Task description » Provide the data again in its entirety, exactly as given.
⁂
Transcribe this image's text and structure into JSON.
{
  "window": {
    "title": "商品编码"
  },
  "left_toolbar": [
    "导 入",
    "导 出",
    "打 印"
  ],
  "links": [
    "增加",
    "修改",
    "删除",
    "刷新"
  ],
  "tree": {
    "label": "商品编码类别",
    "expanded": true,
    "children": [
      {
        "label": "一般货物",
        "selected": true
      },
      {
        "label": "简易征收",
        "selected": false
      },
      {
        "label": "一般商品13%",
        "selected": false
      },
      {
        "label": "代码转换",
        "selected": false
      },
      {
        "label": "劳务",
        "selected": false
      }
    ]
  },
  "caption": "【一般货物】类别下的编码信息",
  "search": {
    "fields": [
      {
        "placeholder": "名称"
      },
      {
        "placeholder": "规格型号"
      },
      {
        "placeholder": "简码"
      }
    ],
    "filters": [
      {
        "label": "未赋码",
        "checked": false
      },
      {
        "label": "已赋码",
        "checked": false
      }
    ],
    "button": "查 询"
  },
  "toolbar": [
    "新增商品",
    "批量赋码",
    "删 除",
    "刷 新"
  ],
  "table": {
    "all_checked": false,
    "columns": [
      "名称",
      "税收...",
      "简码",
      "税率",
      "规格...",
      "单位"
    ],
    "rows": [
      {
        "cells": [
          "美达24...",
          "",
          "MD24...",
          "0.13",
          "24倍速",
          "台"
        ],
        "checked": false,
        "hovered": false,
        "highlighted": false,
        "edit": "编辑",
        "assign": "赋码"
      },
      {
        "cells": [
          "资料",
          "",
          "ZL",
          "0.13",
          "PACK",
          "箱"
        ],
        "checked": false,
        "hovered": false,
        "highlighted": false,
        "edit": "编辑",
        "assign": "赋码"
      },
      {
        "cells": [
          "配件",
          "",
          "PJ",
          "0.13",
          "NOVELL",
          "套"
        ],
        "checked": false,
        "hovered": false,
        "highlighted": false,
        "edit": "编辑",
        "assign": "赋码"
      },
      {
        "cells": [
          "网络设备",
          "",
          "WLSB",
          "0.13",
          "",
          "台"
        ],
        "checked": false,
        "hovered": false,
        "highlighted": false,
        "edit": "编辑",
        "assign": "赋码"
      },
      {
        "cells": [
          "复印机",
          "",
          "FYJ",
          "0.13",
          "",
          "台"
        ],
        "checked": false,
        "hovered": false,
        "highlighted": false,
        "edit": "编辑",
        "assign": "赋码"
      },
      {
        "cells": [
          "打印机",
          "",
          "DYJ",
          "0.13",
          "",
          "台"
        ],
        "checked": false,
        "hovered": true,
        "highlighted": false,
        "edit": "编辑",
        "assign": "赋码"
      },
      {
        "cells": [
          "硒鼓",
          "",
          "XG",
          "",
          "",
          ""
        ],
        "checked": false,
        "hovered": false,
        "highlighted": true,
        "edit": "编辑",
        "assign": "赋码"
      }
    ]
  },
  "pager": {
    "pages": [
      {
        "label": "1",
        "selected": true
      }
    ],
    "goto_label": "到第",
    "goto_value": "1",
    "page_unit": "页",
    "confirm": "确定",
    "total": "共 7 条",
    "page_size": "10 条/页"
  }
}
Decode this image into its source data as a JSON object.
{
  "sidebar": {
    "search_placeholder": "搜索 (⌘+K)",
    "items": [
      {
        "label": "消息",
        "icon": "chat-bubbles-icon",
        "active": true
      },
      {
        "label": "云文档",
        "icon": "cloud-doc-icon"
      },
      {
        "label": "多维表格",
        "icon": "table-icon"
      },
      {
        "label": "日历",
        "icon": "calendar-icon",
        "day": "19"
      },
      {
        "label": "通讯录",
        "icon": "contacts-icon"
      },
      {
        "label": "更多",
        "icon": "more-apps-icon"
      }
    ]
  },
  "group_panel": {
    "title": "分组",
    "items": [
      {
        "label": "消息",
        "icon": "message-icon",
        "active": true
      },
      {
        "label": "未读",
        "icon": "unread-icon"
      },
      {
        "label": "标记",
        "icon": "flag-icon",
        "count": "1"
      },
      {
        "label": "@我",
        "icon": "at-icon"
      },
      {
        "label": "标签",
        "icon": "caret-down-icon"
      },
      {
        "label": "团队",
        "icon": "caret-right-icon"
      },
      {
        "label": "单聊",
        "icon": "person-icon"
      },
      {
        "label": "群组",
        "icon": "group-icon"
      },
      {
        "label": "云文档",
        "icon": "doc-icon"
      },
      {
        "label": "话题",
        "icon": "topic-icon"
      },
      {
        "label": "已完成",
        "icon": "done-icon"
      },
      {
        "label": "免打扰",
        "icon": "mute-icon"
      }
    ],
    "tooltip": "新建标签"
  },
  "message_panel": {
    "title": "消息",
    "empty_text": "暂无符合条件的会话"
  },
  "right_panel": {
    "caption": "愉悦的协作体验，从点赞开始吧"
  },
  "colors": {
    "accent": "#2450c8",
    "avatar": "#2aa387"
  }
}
⁂
Task output »
Transcribe this image's text and structure into JSON.
{
  "window": {
    "title": "商品编码"
  },
  "left_toolbar": [
    "导 入",
    "导 出",
    "打 印"
  ],
  "links": [
    "增加",
    "修改",
    "删除",
    "刷新"
  ],
  "tree": {
    "label": "商品编码类别",
    "expanded": true,
    "children": [
      {
        "label": "一般货物",
        "selected": true
      },
      {
        "label": "简易征收",
        "selected": false
      },
      {
        "label": "一般商品13%",
        "selected": false
      },
      {
        "label": "代码转换",
        "selected": false
      },
      {
        "label": "劳务",
        "selected": false
      }
    ]
  },
  "caption": "【一般货物】类别下的编码信息",
  "search": {
    "fields": [
      {
        "placeholder": "名称"
      },
      {
        "placeholder": "规格型号"
      },
      {
        "placeholder": "简码"
      }
    ],
    "filters": [
      {
        "label": "未赋码",
        "checked": false
      },
      {
        "label": "已赋码",
        "checked": false
      }
    ],
    "button": "查 询"
  },
  "toolbar": [
    "新增商品",
    "批量赋码",
    "删 除",
    "刷 新"
  ],
  "table": {
    "all_checked": false,
    "columns": [
      "名称",
      "税收...",
      "简码",
      "税率",
      "规格...",
      "单位"
    ],
    "rows": [
      {
        "cells": [
          "美达24...",
          "",
          "MD24...",
          "0.13",
          "24倍速",
          "台"
        ],
        "checked": false,
        "hovered": false,
        "highlighted": false,
        "edit": "编辑",
        "assign": "赋码"
      },
      {
        "cells": [
          "资料",
          "",
          "ZL",
          "0.13",
          "PACK",
          "箱"
        ],
        "checked": false,
        "hovered": false,
        "highlighted": false,
        "edit": "编辑",
        "assign": "赋码"
      },
      {
        "cells": [
          "配件",
          "",
          "PJ",
          "0.13",
          "NOVELL",
          "套"
        ],
        "checked": false,
        "hovered": false,
        "highlighted": false,
        "edit": "编辑",
        "assign": "赋码"
      },
      {
        "cells": [
          "网络设备",
          "",
          "WLSB",
          "0.13",
          "",
          "台"
        ],
        "checked": false,
        "hovered": false,
        "highlighted": false,
        "edit": "编辑",
        "assign": "赋码"
      },
      {
        "cells": [
          "复印机",
          "",
          "FYJ",
          "0.13",
          "",
          "台"
        ],
        "checked": false,
        "hovered": false,
        "highlighted": false,
        "edit": "编辑",
        "assign": "赋码"
      },
      {
        "cells": [
          "打印机",
          "",
          "DYJ",
          "0.13",
          "",
          "台"
        ],
        "checked": false,
        "hovered": true,
        "highlighted": false,
        "edit": "编辑",
        "assign": "赋码"
      },
      {
        "cells": [
          "硒鼓",
          "",
          "XG",
          "",
          "",
          ""
        ],
        "checked": false,
        "hovered": false,
        "highlighted": true,
        "edit": "编辑",
        "assign": "赋码"
      }
    ]
  },
  "pager": {
    "pages": [
      {
        "label": "1",
        "selected": true
      }
    ],
    "goto_label": "到第",
    "goto_value": "1",
    "page_unit": "页",
    "confirm": "确定",
    "total": "共 7 条",
    "page_size": "10 条/页"
  }
}
Decode this image into its source data as a JSON object.
{
  "sidebar": {
    "search_placeholder": "搜索 (⌘+K)",
    "items": [
      {
        "label": "消息",
        "icon": "chat-bubbles-icon",
        "active": true
      },
      {
        "label": "云文档",
        "icon": "cloud-doc-icon"
      },
      {
        "label": "多维表格",
        "icon": "table-icon"
      },
      {
        "label": "日历",
        "icon": "calendar-icon",
        "day": "19"
      },
      {
        "label": "通讯录",
        "icon": "contacts-icon"
      },
      {
        "label": "更多",
        "icon": "more-apps-icon"
      }
    ]
  },
  "group_panel": {
    "title": "分组",
    "items": [
      {
        "label": "消息",
        "icon": "message-icon",
        "active": true
      },
      {
        "label": "未读",
        "icon": "unread-icon"
      },
      {
        "label": "标记",
        "icon": "flag-icon",
        "count": "1"
      },
      {
        "label": "@我",
        "icon": "at-icon"
      },
      {
        "label": "标签",
        "icon": "caret-down-icon"
      },
      {
        "label": "团队",
        "icon": "caret-right-icon"
      },
      {
        "label": "单聊",
        "icon": "person-icon"
      },
      {
        "label": "群组",
        "icon": "group-icon"
      },
      {
        "label": "云文档",
        "icon": "doc-icon"
      },
      {
        "label": "话题",
        "icon": "topic-icon"
      },
      {
        "label": "已完成",
        "icon": "done-icon"
      },
      {
        "label": "免打扰",
        "icon": "mute-icon"
      }
    ],
    "tooltip": "新建标签"
  },
  "message_panel": {
    "title": "消息",
    "empty_text": "暂无符合条件的会话"
  },
  "right_panel": {
    "caption": "愉悦的协作体验，从点赞开始吧"
  },
  "colors": {
    "accent": "#2450c8",
    "avatar": "#2aa387"
  }
}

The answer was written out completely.